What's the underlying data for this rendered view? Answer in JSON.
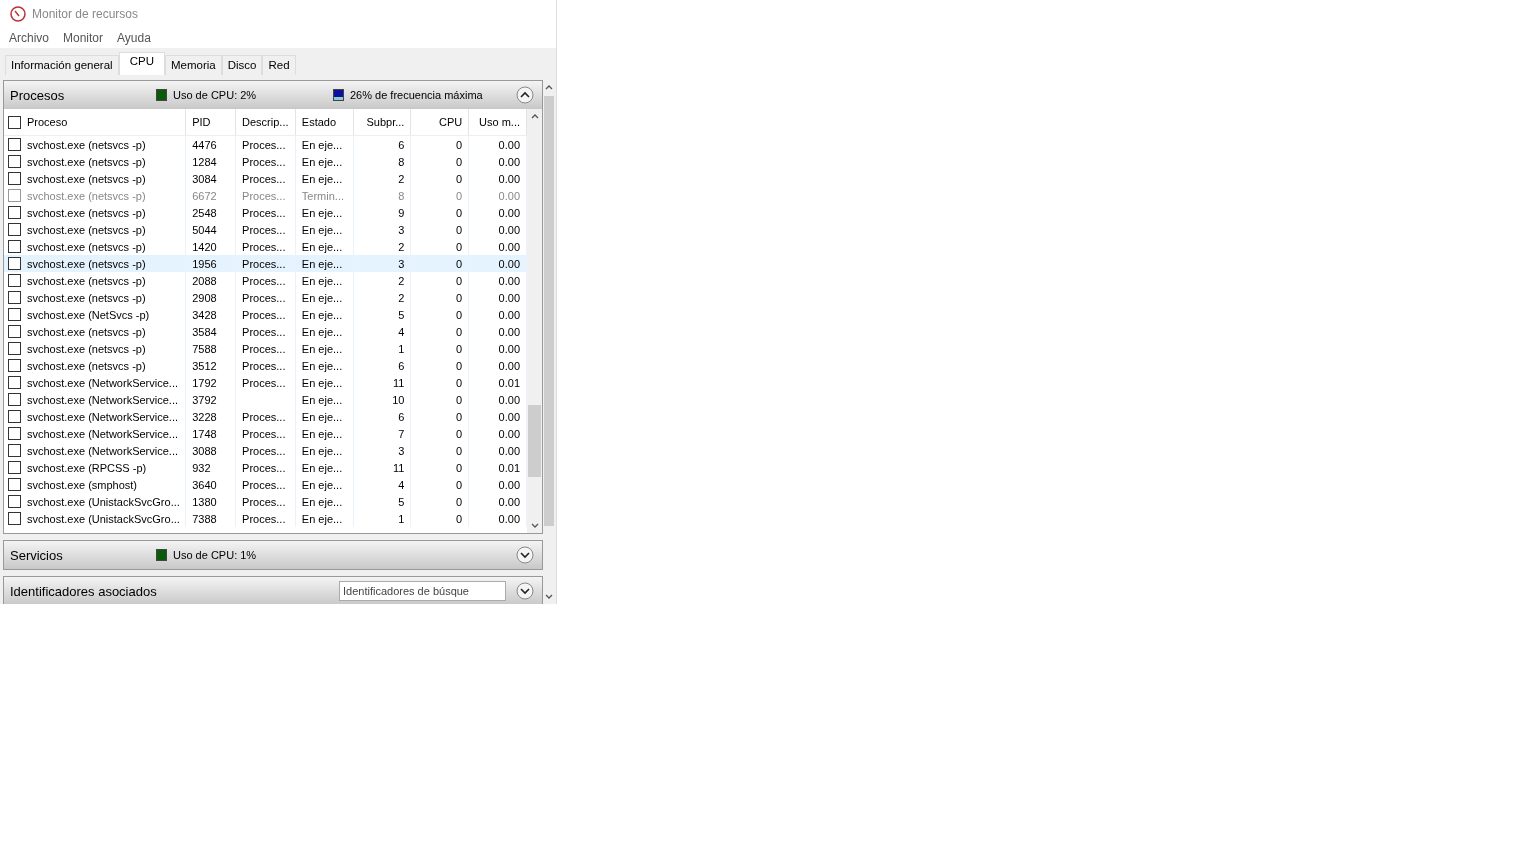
{
  "window": {
    "title": "Monitor de recursos"
  },
  "menu": [
    "Archivo",
    "Monitor",
    "Ayuda"
  ],
  "tabs": [
    {
      "label": "Información general",
      "selected": false
    },
    {
      "label": "CPU",
      "selected": true
    },
    {
      "label": "Memoria",
      "selected": false
    },
    {
      "label": "Disco",
      "selected": false
    },
    {
      "label": "Red",
      "selected": false
    }
  ],
  "processes": {
    "title": "Procesos",
    "usage": "Uso de CPU: 2%",
    "frequency": "26% de frecuencia máxima",
    "expanded": true,
    "all_checked": false,
    "columns": [
      "Proceso",
      "PID",
      "Descrip...",
      "Estado",
      "Subpr...",
      "CPU",
      "Uso m..."
    ],
    "rows": [
      {
        "cells": [
          "svchost.exe (netsvcs -p)",
          "4476",
          "Proces...",
          "En eje...",
          "6",
          "0",
          "0.00"
        ],
        "checked": false,
        "selected": false,
        "terminated": false
      },
      {
        "cells": [
          "svchost.exe (netsvcs -p)",
          "1284",
          "Proces...",
          "En eje...",
          "8",
          "0",
          "0.00"
        ],
        "checked": false,
        "selected": false,
        "terminated": false
      },
      {
        "cells": [
          "svchost.exe (netsvcs -p)",
          "3084",
          "Proces...",
          "En eje...",
          "2",
          "0",
          "0.00"
        ],
        "checked": false,
        "selected": false,
        "terminated": false
      },
      {
        "cells": [
          "svchost.exe (netsvcs -p)",
          "6672",
          "Proces...",
          "Termin...",
          "8",
          "0",
          "0.00"
        ],
        "checked": false,
        "selected": false,
        "terminated": true
      },
      {
        "cells": [
          "svchost.exe (netsvcs -p)",
          "2548",
          "Proces...",
          "En eje...",
          "9",
          "0",
          "0.00"
        ],
        "checked": false,
        "selected": false,
        "terminated": false
      },
      {
        "cells": [
          "svchost.exe (netsvcs -p)",
          "5044",
          "Proces...",
          "En eje...",
          "3",
          "0",
          "0.00"
        ],
        "checked": false,
        "selected": false,
        "terminated": false
      },
      {
        "cells": [
          "svchost.exe (netsvcs -p)",
          "1420",
          "Proces...",
          "En eje...",
          "2",
          "0",
          "0.00"
        ],
        "checked": false,
        "selected": false,
        "terminated": false
      },
      {
        "cells": [
          "svchost.exe (netsvcs -p)",
          "1956",
          "Proces...",
          "En eje...",
          "3",
          "0",
          "0.00"
        ],
        "checked": false,
        "selected": true,
        "terminated": false
      },
      {
        "cells": [
          "svchost.exe (netsvcs -p)",
          "2088",
          "Proces...",
          "En eje...",
          "2",
          "0",
          "0.00"
        ],
        "checked": false,
        "selected": false,
        "terminated": false
      },
      {
        "cells": [
          "svchost.exe (netsvcs -p)",
          "2908",
          "Proces...",
          "En eje...",
          "2",
          "0",
          "0.00"
        ],
        "checked": false,
        "selected": false,
        "terminated": false
      },
      {
        "cells": [
          "svchost.exe (NetSvcs -p)",
          "3428",
          "Proces...",
          "En eje...",
          "5",
          "0",
          "0.00"
        ],
        "checked": false,
        "selected": false,
        "terminated": false
      },
      {
        "cells": [
          "svchost.exe (netsvcs -p)",
          "3584",
          "Proces...",
          "En eje...",
          "4",
          "0",
          "0.00"
        ],
        "checked": false,
        "selected": false,
        "terminated": false
      },
      {
        "cells": [
          "svchost.exe (netsvcs -p)",
          "7588",
          "Proces...",
          "En eje...",
          "1",
          "0",
          "0.00"
        ],
        "checked": false,
        "selected": false,
        "terminated": false
      },
      {
        "cells": [
          "svchost.exe (netsvcs -p)",
          "3512",
          "Proces...",
          "En eje...",
          "6",
          "0",
          "0.00"
        ],
        "checked": false,
        "selected": false,
        "terminated": false
      },
      {
        "cells": [
          "svchost.exe (NetworkService...",
          "1792",
          "Proces...",
          "En eje...",
          "11",
          "0",
          "0.01"
        ],
        "checked": false,
        "selected": false,
        "terminated": false
      },
      {
        "cells": [
          "svchost.exe (NetworkService...",
          "3792",
          "",
          "En eje...",
          "10",
          "0",
          "0.00"
        ],
        "checked": false,
        "selected": false,
        "terminated": false
      },
      {
        "cells": [
          "svchost.exe (NetworkService...",
          "3228",
          "Proces...",
          "En eje...",
          "6",
          "0",
          "0.00"
        ],
        "checked": false,
        "selected": false,
        "terminated": false
      },
      {
        "cells": [
          "svchost.exe (NetworkService...",
          "1748",
          "Proces...",
          "En eje...",
          "7",
          "0",
          "0.00"
        ],
        "checked": false,
        "selected": false,
        "terminated": false
      },
      {
        "cells": [
          "svchost.exe (NetworkService...",
          "3088",
          "Proces...",
          "En eje...",
          "3",
          "0",
          "0.00"
        ],
        "checked": false,
        "selected": false,
        "terminated": false
      },
      {
        "cells": [
          "svchost.exe (RPCSS -p)",
          "932",
          "Proces...",
          "En eje...",
          "11",
          "0",
          "0.01"
        ],
        "checked": false,
        "selected": false,
        "terminated": false
      },
      {
        "cells": [
          "svchost.exe (smphost)",
          "3640",
          "Proces...",
          "En eje...",
          "4",
          "0",
          "0.00"
        ],
        "checked": false,
        "selected": false,
        "terminated": false
      },
      {
        "cells": [
          "svchost.exe (UnistackSvcGro...",
          "1380",
          "Proces...",
          "En eje...",
          "5",
          "0",
          "0.00"
        ],
        "checked": false,
        "selected": false,
        "terminated": false
      },
      {
        "cells": [
          "svchost.exe (UnistackSvcGro...",
          "7388",
          "Proces...",
          "En eje...",
          "1",
          "0",
          "0.00"
        ],
        "checked": false,
        "selected": false,
        "terminated": false
      }
    ]
  },
  "services": {
    "title": "Servicios",
    "usage": "Uso de CPU: 1%",
    "expanded": false
  },
  "handles": {
    "title": "Identificadores asociados",
    "search": {
      "placeholder": "Identificadores de búsque"
    },
    "expanded": false
  }
}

• • • • •

*Given task*.
The pictures should not appear in the copy; every other part of the records above must be returned exactly.

*Response*.
What's the underlying data for this rendered view? Answer in JSON.
{
  "window": {
    "title": "Monitor de recursos"
  },
  "menu": [
    "Archivo",
    "Monitor",
    "Ayuda"
  ],
  "tabs": [
    {
      "label": "Información general",
      "selected": false
    },
    {
      "label": "CPU",
      "selected": true
    },
    {
      "label": "Memoria",
      "selected": false
    },
    {
      "label": "Disco",
      "selected": false
    },
    {
      "label": "Red",
      "selected": false
    }
  ],
  "processes": {
    "title": "Procesos",
    "usage": "Uso de CPU: 2%",
    "frequency": "26% de frecuencia máxima",
    "expanded": true,
    "all_checked": false,
    "columns": [
      "Proceso",
      "PID",
      "Descrip...",
      "Estado",
      "Subpr...",
      "CPU",
      "Uso m..."
    ],
    "rows": [
      {
        "cells": [
          "svchost.exe (netsvcs -p)",
          "4476",
          "Proces...",
          "En eje...",
          "6",
          "0",
          "0.00"
        ],
        "checked": false,
        "selected": false,
        "terminated": false
      },
      {
        "cells": [
          "svchost.exe (netsvcs -p)",
          "1284",
          "Proces...",
          "En eje...",
          "8",
          "0",
          "0.00"
        ],
        "checked": false,
        "selected": false,
        "terminated": false
      },
      {
        "cells": [
          "svchost.exe (netsvcs -p)",
          "3084",
          "Proces...",
          "En eje...",
          "2",
          "0",
          "0.00"
        ],
        "checked": false,
        "selected": false,
        "terminated": false
      },
      {
        "cells": [
          "svchost.exe (netsvcs -p)",
          "6672",
          "Proces...",
          "Termin...",
          "8",
          "0",
          "0.00"
        ],
        "checked": false,
        "selected": false,
        "terminated": true
      },
      {
        "cells": [
          "svchost.exe (netsvcs -p)",
          "2548",
          "Proces...",
          "En eje...",
          "9",
          "0",
          "0.00"
        ],
        "checked": false,
        "selected": false,
        "terminated": false
      },
      {
        "cells": [
          "svchost.exe (netsvcs -p)",
          "5044",
          "Proces...",
          "En eje...",
          "3",
          "0",
          "0.00"
        ],
        "checked": false,
        "selected": false,
        "terminated": false
      },
      {
        "cells": [
          "svchost.exe (netsvcs -p)",
          "1420",
          "Proces...",
          "En eje...",
          "2",
          "0",
          "0.00"
        ],
        "checked": false,
        "selected": false,
        "terminated": false
      },
      {
        "cells": [
          "svchost.exe (netsvcs -p)",
          "1956",
          "Proces...",
          "En eje...",
          "3",
          "0",
          "0.00"
        ],
        "checked": false,
        "selected": true,
        "terminated": false
      },
      {
        "cells": [
          "svchost.exe (netsvcs -p)",
          "2088",
          "Proces...",
          "En eje...",
          "2",
          "0",
          "0.00"
        ],
        "checked": false,
        "selected": false,
        "terminated": false
      },
      {
        "cells": [
          "svchost.exe (netsvcs -p)",
          "2908",
          "Proces...",
          "En eje...",
          "2",
          "0",
          "0.00"
        ],
        "checked": false,
        "selected": false,
        "terminated": false
      },
      {
        "cells": [
          "svchost.exe (NetSvcs -p)",
          "3428",
          "Proces...",
          "En eje...",
          "5",
          "0",
          "0.00"
        ],
        "checked": false,
        "selected": false,
        "terminated": false
      },
      {
        "cells": [
          "svchost.exe (netsvcs -p)",
          "3584",
          "Proces...",
          "En eje...",
          "4",
          "0",
          "0.00"
        ],
        "checked": false,
        "selected": false,
        "terminated": false
      },
      {
        "cells": [
          "svchost.exe (netsvcs -p)",
          "7588",
          "Proces...",
          "En eje...",
          "1",
          "0",
          "0.00"
        ],
        "checked": false,
        "selected": false,
        "terminated": false
      },
      {
        "cells": [
          "svchost.exe (netsvcs -p)",
          "3512",
          "Proces...",
          "En eje...",
          "6",
          "0",
          "0.00"
        ],
        "checked": false,
        "selected": false,
        "terminated": false
      },
      {
        "cells": [
          "svchost.exe (NetworkService...",
          "1792",
          "Proces...",
          "En eje...",
          "11",
          "0",
          "0.01"
        ],
        "checked": false,
        "selected": false,
        "terminated": false
      },
      {
        "cells": [
          "svchost.exe (NetworkService...",
          "3792",
          "",
          "En eje...",
          "10",
          "0",
          "0.00"
        ],
        "checked": false,
        "selected": false,
        "terminated": false
      },
      {
        "cells": [
          "svchost.exe (NetworkService...",
          "3228",
          "Proces...",
          "En eje...",
          "6",
          "0",
          "0.00"
        ],
        "checked": false,
        "selected": false,
        "terminated": false
      },
      {
        "cells": [
          "svchost.exe (NetworkService...",
          "1748",
          "Proces...",
          "En eje...",
          "7",
          "0",
          "0.00"
        ],
        "checked": false,
        "selected": false,
        "terminated": false
      },
      {
        "cells": [
          "svchost.exe (NetworkService...",
          "3088",
          "Proces...",
          "En eje...",
          "3",
          "0",
          "0.00"
        ],
        "checked": false,
        "selected": false,
        "terminated": false
      },
      {
        "cells": [
          "svchost.exe (RPCSS -p)",
          "932",
          "Proces...",
          "En eje...",
          "11",
          "0",
          "0.01"
        ],
        "checked": false,
        "selected": false,
        "terminated": false
      },
      {
        "cells": [
          "svchost.exe (smphost)",
          "3640",
          "Proces...",
          "En eje...",
          "4",
          "0",
          "0.00"
        ],
        "checked": false,
        "selected": false,
        "terminated": false
      },
      {
        "cells": [
          "svchost.exe (UnistackSvcGro...",
          "1380",
          "Proces...",
          "En eje...",
          "5",
          "0",
          "0.00"
        ],
        "checked": false,
        "selected": false,
        "terminated": false
      },
      {
        "cells": [
          "svchost.exe (UnistackSvcGro...",
          "7388",
          "Proces...",
          "En eje...",
          "1",
          "0",
          "0.00"
        ],
        "checked": false,
        "selected": false,
        "terminated": false
      }
    ]
  },
  "services": {
    "title": "Servicios",
    "usage": "Uso de CPU: 1%",
    "expanded": false
  },
  "handles": {
    "title": "Identificadores asociados",
    "search": {
      "placeholder": "Identificadores de búsque"
    },
    "expanded": false
  }
}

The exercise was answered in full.